• [SET PROBLEM]
Can you reproduce the entries below with every "x-tick-label" swapped for "x-axis-tick" and nothing else changed?

• [DATA EXTRACT]
▽
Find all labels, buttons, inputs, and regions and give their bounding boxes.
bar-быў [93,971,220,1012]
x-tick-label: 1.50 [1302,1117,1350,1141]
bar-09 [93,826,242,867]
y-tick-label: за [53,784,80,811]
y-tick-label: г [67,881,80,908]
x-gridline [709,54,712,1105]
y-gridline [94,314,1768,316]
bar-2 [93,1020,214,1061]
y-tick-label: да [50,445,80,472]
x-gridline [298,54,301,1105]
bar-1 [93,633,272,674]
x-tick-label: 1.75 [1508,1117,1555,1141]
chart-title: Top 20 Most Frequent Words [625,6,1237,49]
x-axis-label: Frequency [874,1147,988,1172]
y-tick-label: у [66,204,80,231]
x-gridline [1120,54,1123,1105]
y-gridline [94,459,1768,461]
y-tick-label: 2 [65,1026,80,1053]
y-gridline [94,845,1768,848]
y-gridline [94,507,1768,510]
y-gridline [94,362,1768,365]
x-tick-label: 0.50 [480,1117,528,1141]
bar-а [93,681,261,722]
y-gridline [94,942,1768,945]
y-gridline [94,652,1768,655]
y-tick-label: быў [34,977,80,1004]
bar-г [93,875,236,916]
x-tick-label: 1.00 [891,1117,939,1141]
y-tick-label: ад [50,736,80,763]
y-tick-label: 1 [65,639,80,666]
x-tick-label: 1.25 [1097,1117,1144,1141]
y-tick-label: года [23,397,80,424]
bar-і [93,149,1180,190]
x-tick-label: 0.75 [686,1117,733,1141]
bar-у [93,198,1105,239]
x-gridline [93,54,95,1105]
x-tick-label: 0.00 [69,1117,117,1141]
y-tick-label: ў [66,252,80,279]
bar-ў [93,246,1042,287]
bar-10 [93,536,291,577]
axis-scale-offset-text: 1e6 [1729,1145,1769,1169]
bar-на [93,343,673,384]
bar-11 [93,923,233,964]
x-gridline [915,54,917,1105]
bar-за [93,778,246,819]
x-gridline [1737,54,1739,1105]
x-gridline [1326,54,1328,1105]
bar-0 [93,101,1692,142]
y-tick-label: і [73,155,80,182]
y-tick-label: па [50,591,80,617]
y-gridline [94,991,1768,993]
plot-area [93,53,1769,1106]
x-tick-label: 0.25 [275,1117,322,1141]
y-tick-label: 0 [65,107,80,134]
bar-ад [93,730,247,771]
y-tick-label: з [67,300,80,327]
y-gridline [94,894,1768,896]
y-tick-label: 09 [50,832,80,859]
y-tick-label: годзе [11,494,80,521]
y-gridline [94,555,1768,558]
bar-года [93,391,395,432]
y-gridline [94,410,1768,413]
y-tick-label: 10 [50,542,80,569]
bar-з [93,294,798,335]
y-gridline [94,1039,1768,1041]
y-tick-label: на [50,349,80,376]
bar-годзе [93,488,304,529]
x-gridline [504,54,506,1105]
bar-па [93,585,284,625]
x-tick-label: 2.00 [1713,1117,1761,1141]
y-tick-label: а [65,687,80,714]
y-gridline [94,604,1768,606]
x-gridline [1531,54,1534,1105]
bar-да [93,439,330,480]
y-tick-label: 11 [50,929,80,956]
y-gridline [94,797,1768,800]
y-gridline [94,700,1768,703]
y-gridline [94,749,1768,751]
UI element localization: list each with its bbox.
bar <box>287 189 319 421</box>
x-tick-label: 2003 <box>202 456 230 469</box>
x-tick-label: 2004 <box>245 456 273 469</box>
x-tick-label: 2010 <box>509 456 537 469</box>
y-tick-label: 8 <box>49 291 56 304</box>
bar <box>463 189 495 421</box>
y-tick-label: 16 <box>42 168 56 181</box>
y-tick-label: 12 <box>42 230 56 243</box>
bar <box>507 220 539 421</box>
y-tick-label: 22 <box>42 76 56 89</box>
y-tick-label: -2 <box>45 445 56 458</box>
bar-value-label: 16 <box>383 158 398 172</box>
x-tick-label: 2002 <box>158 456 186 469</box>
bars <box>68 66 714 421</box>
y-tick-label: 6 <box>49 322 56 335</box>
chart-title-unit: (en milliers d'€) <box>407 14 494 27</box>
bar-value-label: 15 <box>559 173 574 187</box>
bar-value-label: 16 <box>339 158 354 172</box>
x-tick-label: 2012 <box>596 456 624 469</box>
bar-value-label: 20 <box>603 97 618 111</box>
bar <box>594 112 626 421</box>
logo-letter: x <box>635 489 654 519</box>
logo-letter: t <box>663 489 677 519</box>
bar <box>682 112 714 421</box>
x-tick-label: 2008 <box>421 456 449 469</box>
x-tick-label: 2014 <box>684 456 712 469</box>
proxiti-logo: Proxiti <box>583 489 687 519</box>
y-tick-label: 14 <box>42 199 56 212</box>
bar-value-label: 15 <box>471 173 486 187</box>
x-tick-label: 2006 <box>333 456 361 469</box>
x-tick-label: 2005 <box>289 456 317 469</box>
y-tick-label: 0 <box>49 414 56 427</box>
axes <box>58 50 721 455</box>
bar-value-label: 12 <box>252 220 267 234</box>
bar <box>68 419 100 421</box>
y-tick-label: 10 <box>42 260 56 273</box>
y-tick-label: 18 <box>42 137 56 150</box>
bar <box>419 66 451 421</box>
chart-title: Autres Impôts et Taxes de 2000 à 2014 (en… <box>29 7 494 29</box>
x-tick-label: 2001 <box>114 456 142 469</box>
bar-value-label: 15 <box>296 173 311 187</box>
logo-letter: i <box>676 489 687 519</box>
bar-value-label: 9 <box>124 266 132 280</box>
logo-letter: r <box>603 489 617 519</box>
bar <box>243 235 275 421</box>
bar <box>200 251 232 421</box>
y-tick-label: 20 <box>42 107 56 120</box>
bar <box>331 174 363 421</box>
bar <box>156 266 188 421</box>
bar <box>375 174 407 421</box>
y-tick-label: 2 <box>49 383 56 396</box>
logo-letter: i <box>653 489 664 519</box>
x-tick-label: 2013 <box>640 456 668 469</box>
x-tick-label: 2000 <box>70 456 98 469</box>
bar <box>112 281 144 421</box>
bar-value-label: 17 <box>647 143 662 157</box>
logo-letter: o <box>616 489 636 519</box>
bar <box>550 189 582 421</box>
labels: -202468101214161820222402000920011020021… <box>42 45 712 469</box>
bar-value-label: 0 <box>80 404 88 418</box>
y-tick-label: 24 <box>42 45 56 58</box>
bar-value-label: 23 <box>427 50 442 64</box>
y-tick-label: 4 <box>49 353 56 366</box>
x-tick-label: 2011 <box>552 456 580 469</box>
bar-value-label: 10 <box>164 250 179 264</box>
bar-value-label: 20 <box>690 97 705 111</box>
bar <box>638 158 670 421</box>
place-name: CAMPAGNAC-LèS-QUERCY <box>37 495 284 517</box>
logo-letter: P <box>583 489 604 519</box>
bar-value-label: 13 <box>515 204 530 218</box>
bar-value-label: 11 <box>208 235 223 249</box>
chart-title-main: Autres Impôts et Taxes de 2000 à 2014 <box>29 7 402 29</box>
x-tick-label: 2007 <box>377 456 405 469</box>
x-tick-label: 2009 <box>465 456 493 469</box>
△
• [RESPONSE TO THIS EXERCISE]
Find all labels, buttons, inputs, and regions and give their bounding boxes.
bar-быў [93,971,220,1012]
x-axis-tick: 1.50 [1302,1117,1350,1141]
bar-09 [93,826,242,867]
y-tick-label: за [53,784,80,811]
y-tick-label: г [67,881,80,908]
x-gridline [709,54,712,1105]
y-gridline [94,314,1768,316]
bar-2 [93,1020,214,1061]
y-tick-label: да [50,445,80,472]
x-gridline [298,54,301,1105]
bar-1 [93,633,272,674]
x-axis-tick: 1.75 [1508,1117,1555,1141]
chart-title: Top 20 Most Frequent Words [625,6,1237,49]
x-axis-label: Frequency [874,1147,988,1172]
y-tick-label: у [66,204,80,231]
x-gridline [1120,54,1123,1105]
y-gridline [94,459,1768,461]
y-tick-label: 2 [65,1026,80,1053]
y-gridline [94,845,1768,848]
y-gridline [94,507,1768,510]
y-gridline [94,362,1768,365]
x-axis-tick: 0.50 [480,1117,528,1141]
bar-а [93,681,261,722]
y-gridline [94,942,1768,945]
y-gridline [94,652,1768,655]
y-tick-label: быў [34,977,80,1004]
bar-г [93,875,236,916]
x-axis-tick: 1.00 [891,1117,939,1141]
y-tick-label: ад [50,736,80,763]
y-tick-label: 1 [65,639,80,666]
x-axis-tick: 1.25 [1097,1117,1144,1141]
y-tick-label: года [23,397,80,424]
bar-і [93,149,1180,190]
x-axis-tick: 0.75 [686,1117,733,1141]
bar-у [93,198,1105,239]
x-gridline [93,54,95,1105]
x-axis-tick: 0.00 [69,1117,117,1141]
y-tick-label: ў [66,252,80,279]
bar-ў [93,246,1042,287]
bar-10 [93,536,291,577]
axis-scale-offset-text: 1e6 [1729,1145,1769,1169]
bar-на [93,343,673,384]
bar-11 [93,923,233,964]
x-gridline [915,54,917,1105]
bar-за [93,778,246,819]
x-gridline [1737,54,1739,1105]
x-gridline [1326,54,1328,1105]
bar-0 [93,101,1692,142]
y-tick-label: і [73,155,80,182]
y-tick-label: па [50,591,80,617]
y-gridline [94,991,1768,993]
plot-area [93,53,1769,1106]
x-axis-tick: 0.25 [275,1117,322,1141]
y-tick-label: 0 [65,107,80,134]
bar-ад [93,730,247,771]
y-tick-label: з [67,300,80,327]
y-gridline [94,894,1768,896]
y-tick-label: 09 [50,832,80,859]
y-tick-label: годзе [11,494,80,521]
y-gridline [94,555,1768,558]
bar-года [93,391,395,432]
y-gridline [94,410,1768,413]
y-tick-label: 10 [50,542,80,569]
bar-з [93,294,798,335]
y-gridline [94,1039,1768,1041]
y-tick-label: на [50,349,80,376]
bar-годзе [93,488,304,529]
x-gridline [504,54,506,1105]
bar-па [93,585,284,625]
x-axis-tick: 2.00 [1713,1117,1761,1141]
y-tick-label: а [65,687,80,714]
y-gridline [94,604,1768,606]
x-gridline [1531,54,1534,1105]
bar-да [93,439,330,480]
y-tick-label: 11 [50,929,80,956]
y-gridline [94,797,1768,800]
y-gridline [94,700,1768,703]
y-gridline [94,749,1768,751]
UI element localization: list each with its bbox.
bar <box>287 189 319 421</box>
x-axis-tick: 2003 <box>202 456 230 469</box>
x-axis-tick: 2004 <box>245 456 273 469</box>
x-axis-tick: 2010 <box>509 456 537 469</box>
y-tick-label: 8 <box>49 291 56 304</box>
bar <box>463 189 495 421</box>
y-tick-label: 16 <box>42 168 56 181</box>
y-tick-label: 12 <box>42 230 56 243</box>
bar <box>507 220 539 421</box>
y-tick-label: 22 <box>42 76 56 89</box>
y-tick-label: -2 <box>45 445 56 458</box>
bar-value-label: 16 <box>383 158 398 172</box>
x-axis-tick: 2002 <box>158 456 186 469</box>
bars <box>68 66 714 421</box>
y-tick-label: 6 <box>49 322 56 335</box>
chart-title-unit: (en milliers d'€) <box>407 14 494 27</box>
bar-value-label: 15 <box>559 173 574 187</box>
bar-value-label: 16 <box>339 158 354 172</box>
x-axis-tick: 2012 <box>596 456 624 469</box>
bar-value-label: 20 <box>603 97 618 111</box>
bar <box>594 112 626 421</box>
logo-letter: x <box>635 489 654 519</box>
logo-letter: t <box>663 489 677 519</box>
bar <box>682 112 714 421</box>
x-axis-tick: 2008 <box>421 456 449 469</box>
x-axis-tick: 2014 <box>684 456 712 469</box>
proxiti-logo: Proxiti <box>583 489 687 519</box>
y-tick-label: 14 <box>42 199 56 212</box>
bar-value-label: 15 <box>471 173 486 187</box>
x-axis-tick: 2006 <box>333 456 361 469</box>
x-axis-tick: 2005 <box>289 456 317 469</box>
y-tick-label: 0 <box>49 414 56 427</box>
axes <box>58 50 721 455</box>
bar-value-label: 12 <box>252 220 267 234</box>
bar <box>68 419 100 421</box>
y-tick-label: 10 <box>42 260 56 273</box>
y-tick-label: 18 <box>42 137 56 150</box>
bar <box>419 66 451 421</box>
chart-title: Autres Impôts et Taxes de 2000 à 2014 (en… <box>29 7 494 29</box>
x-axis-tick: 2001 <box>114 456 142 469</box>
bar-value-label: 15 <box>296 173 311 187</box>
logo-letter: i <box>676 489 687 519</box>
bar-value-label: 9 <box>124 266 132 280</box>
logo-letter: r <box>603 489 617 519</box>
bar <box>243 235 275 421</box>
bar <box>200 251 232 421</box>
y-tick-label: 20 <box>42 107 56 120</box>
bar <box>331 174 363 421</box>
bar <box>156 266 188 421</box>
bar <box>375 174 407 421</box>
y-tick-label: 2 <box>49 383 56 396</box>
logo-letter: i <box>653 489 664 519</box>
x-axis-tick: 2013 <box>640 456 668 469</box>
x-axis-tick: 2000 <box>70 456 98 469</box>
bar <box>112 281 144 421</box>
bar-value-label: 17 <box>647 143 662 157</box>
logo-letter: o <box>616 489 636 519</box>
bar <box>550 189 582 421</box>
labels: -202468101214161820222402000920011020021… <box>42 45 712 469</box>
bar-value-label: 0 <box>80 404 88 418</box>
y-tick-label: 24 <box>42 45 56 58</box>
bar-value-label: 23 <box>427 50 442 64</box>
y-tick-label: 4 <box>49 353 56 366</box>
x-axis-tick: 2011 <box>552 456 580 469</box>
bar-value-label: 10 <box>164 250 179 264</box>
bar-value-label: 20 <box>690 97 705 111</box>
bar <box>638 158 670 421</box>
place-name: CAMPAGNAC-LèS-QUERCY <box>37 495 284 517</box>
logo-letter: P <box>583 489 604 519</box>
bar-value-label: 13 <box>515 204 530 218</box>
bar-value-label: 11 <box>208 235 223 249</box>
chart-title-main: Autres Impôts et Taxes de 2000 à 2014 <box>29 7 402 29</box>
x-axis-tick: 2007 <box>377 456 405 469</box>
x-axis-tick: 2009 <box>465 456 493 469</box>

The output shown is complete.